## Problem to work on
For each line in the data below that holds "Deadlift", return a copy.

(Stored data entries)
^^^^^^^^^^^^^^^^

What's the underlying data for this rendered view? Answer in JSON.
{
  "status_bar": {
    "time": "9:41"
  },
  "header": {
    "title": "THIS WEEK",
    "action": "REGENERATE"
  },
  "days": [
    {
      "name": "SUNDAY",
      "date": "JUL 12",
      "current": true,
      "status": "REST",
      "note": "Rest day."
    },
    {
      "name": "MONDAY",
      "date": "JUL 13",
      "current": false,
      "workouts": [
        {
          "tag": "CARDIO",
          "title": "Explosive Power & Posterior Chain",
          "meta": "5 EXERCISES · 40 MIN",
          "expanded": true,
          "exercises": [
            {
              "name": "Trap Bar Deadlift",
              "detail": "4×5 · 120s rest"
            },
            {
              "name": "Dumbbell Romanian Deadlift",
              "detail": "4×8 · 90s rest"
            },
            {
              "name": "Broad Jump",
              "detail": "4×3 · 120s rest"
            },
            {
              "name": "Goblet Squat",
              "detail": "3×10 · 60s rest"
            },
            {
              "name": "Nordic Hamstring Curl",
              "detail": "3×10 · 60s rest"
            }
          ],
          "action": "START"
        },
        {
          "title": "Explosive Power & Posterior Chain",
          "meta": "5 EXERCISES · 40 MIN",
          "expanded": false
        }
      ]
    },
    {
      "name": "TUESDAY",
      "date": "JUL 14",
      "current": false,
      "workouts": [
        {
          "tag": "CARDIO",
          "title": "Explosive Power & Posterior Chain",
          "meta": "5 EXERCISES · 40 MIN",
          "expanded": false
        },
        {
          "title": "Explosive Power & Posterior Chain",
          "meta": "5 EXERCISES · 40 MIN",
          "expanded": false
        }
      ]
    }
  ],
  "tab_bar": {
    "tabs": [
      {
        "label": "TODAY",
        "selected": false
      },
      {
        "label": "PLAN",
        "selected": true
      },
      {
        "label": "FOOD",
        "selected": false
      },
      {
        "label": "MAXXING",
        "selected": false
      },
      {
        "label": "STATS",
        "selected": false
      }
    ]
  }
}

^^^^^^^^^^^^^^^^

## Solution to this problem
              "name": "Trap Bar Deadlift",
              "name": "Dumbbell Romanian Deadlift",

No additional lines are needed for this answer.